Data excerpts
------------------------------------

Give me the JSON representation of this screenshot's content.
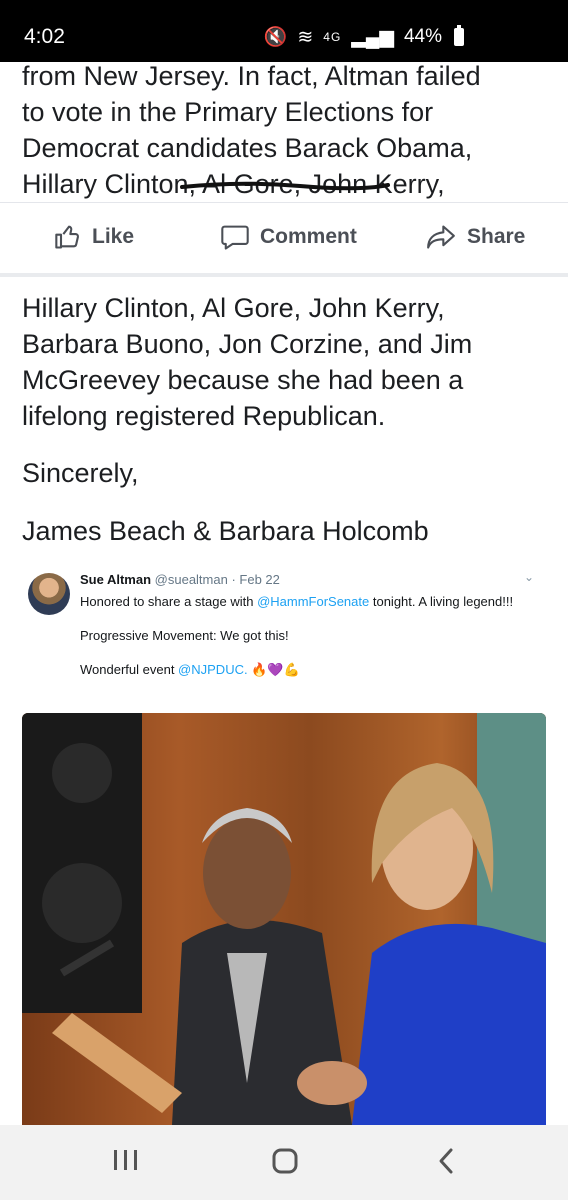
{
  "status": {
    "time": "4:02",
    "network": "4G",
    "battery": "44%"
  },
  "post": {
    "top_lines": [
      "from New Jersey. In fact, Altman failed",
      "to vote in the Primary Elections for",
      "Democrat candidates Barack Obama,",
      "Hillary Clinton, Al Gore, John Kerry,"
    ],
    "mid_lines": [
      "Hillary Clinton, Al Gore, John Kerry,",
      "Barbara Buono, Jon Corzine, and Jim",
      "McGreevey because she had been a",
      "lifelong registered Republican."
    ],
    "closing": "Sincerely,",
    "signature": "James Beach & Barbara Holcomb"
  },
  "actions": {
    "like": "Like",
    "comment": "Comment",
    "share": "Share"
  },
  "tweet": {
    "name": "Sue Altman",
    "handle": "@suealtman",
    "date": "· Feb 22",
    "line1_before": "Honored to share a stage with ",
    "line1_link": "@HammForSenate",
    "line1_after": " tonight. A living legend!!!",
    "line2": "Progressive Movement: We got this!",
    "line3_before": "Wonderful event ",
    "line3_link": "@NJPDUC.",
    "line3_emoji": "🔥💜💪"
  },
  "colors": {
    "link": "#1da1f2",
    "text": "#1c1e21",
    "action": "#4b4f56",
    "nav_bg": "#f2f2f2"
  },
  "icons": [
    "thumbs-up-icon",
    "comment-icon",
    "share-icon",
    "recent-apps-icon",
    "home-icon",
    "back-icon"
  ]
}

------------------------------------

WHAT TO DO -
Copy out every line from the data above that has "share" in it.

TASK OUTPUT -
    "share": "Share"
    "line1_before": "Honored to share a stage with ",
    "share-icon",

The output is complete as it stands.